### GIVEN EXERCISE
Pictures within the data are to be left out; everything else must be reproduced exactly.

(Dataset items)
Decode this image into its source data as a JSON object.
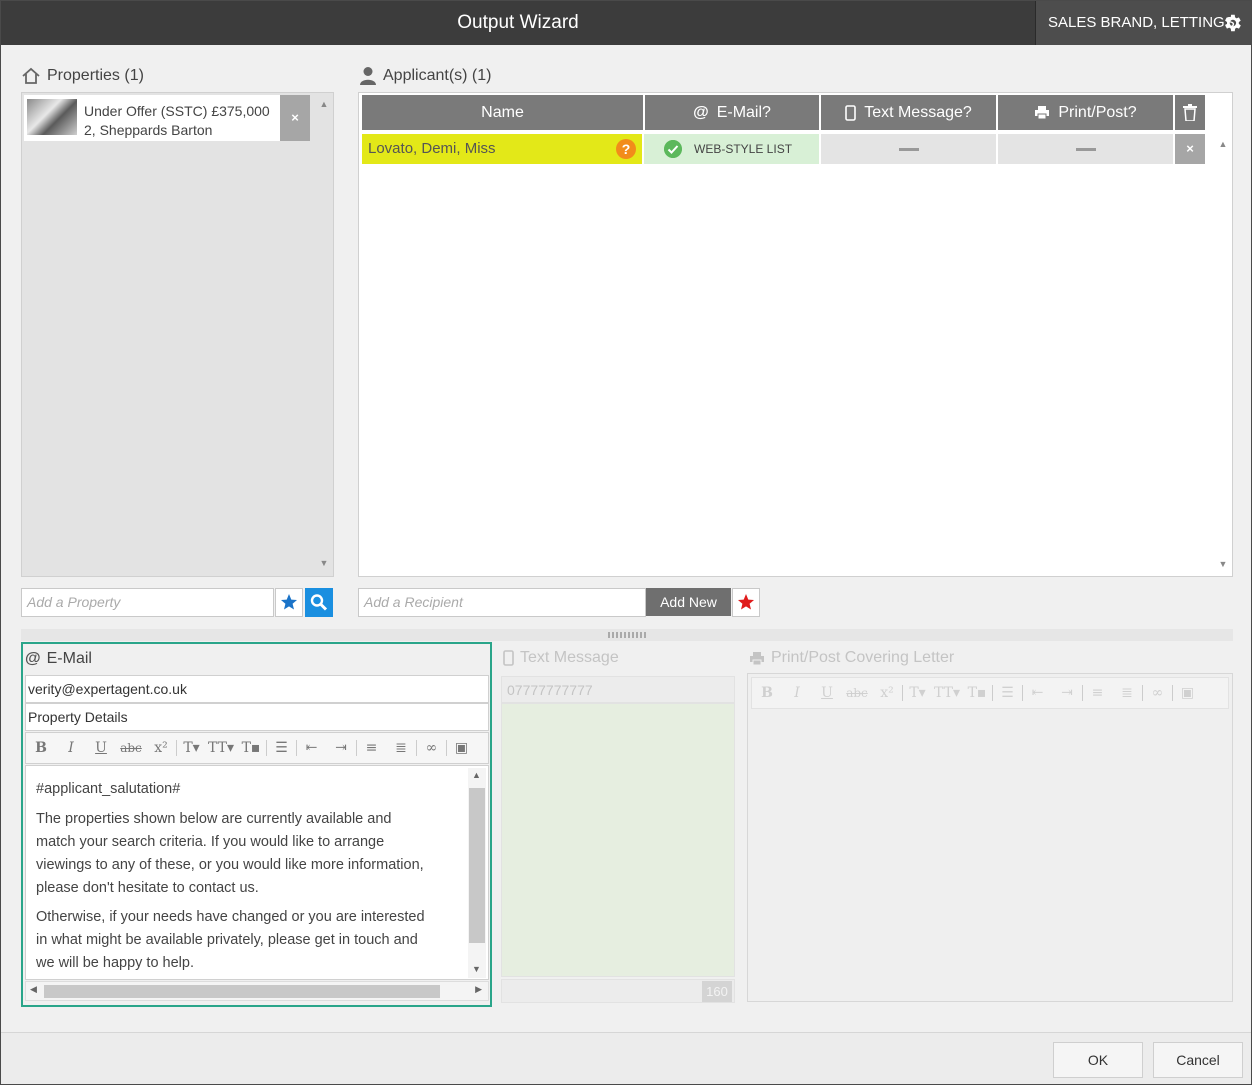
{
  "window": {
    "title": "Output Wizard",
    "brand": "SALES BRAND, LETTINGS"
  },
  "properties": {
    "label": "Properties (1)",
    "items": [
      {
        "line1": "Under Offer (SSTC) £375,000",
        "line2": "2, Sheppards Barton",
        "remove": "×"
      }
    ],
    "add_placeholder": "Add a Property"
  },
  "applicants": {
    "label": "Applicant(s) (1)",
    "columns": {
      "name": "Name",
      "email": "E-Mail?",
      "sms": "Text Message?",
      "print": "Print/Post?"
    },
    "rows": [
      {
        "name": "Lovato, Demi, Miss",
        "badge": "?",
        "email_status": "WEB-STYLE LIST",
        "remove": "×"
      }
    ],
    "add_placeholder": "Add a Recipient",
    "add_new": "Add New"
  },
  "email": {
    "label": "E-Mail",
    "to": "verity@expertagent.co.uk",
    "subject": "Property Details",
    "body": [
      "#applicant_salutation#",
      "The properties shown below are currently available and match your search criteria. If you would like to arrange viewings to any of these, or you would like more information, please don't hesitate to contact us.",
      "Otherwise, if your needs have changed or you are interested in what might be available privately, please get in touch and we will be happy to help."
    ]
  },
  "sms": {
    "label": "Text Message",
    "number": "07777777777",
    "count": "160"
  },
  "print": {
    "label": "Print/Post Covering Letter"
  },
  "footer": {
    "ok": "OK",
    "cancel": "Cancel"
  },
  "colors": {
    "accent_green": "#2aa58a",
    "highlight_yellow": "#e3e818",
    "email_ok_bg": "#d8f0d6",
    "search_blue": "#1a8fe0",
    "badge_orange": "#f28c1a"
  }
}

### WRITTEN REPLY
Decode this image into its source data as a JSON object.
{
  "window": {
    "title": "Output Wizard",
    "brand": "SALES BRAND, LETTINGS"
  },
  "properties": {
    "label": "Properties (1)",
    "items": [
      {
        "line1": "Under Offer (SSTC) £375,000",
        "line2": "2, Sheppards Barton",
        "remove": "×"
      }
    ],
    "add_placeholder": "Add a Property"
  },
  "applicants": {
    "label": "Applicant(s) (1)",
    "columns": {
      "name": "Name",
      "email": "E-Mail?",
      "sms": "Text Message?",
      "print": "Print/Post?"
    },
    "rows": [
      {
        "name": "Lovato, Demi, Miss",
        "badge": "?",
        "email_status": "WEB-STYLE LIST",
        "remove": "×"
      }
    ],
    "add_placeholder": "Add a Recipient",
    "add_new": "Add New"
  },
  "email": {
    "label": "E-Mail",
    "to": "verity@expertagent.co.uk",
    "subject": "Property Details",
    "body": [
      "#applicant_salutation#",
      "The properties shown below are currently available and match your search criteria. If you would like to arrange viewings to any of these, or you would like more information, please don't hesitate to contact us.",
      "Otherwise, if your needs have changed or you are interested in what might be available privately, please get in touch and we will be happy to help."
    ]
  },
  "sms": {
    "label": "Text Message",
    "number": "07777777777",
    "count": "160"
  },
  "print": {
    "label": "Print/Post Covering Letter"
  },
  "footer": {
    "ok": "OK",
    "cancel": "Cancel"
  },
  "colors": {
    "accent_green": "#2aa58a",
    "highlight_yellow": "#e3e818",
    "email_ok_bg": "#d8f0d6",
    "search_blue": "#1a8fe0",
    "badge_orange": "#f28c1a"
  }
}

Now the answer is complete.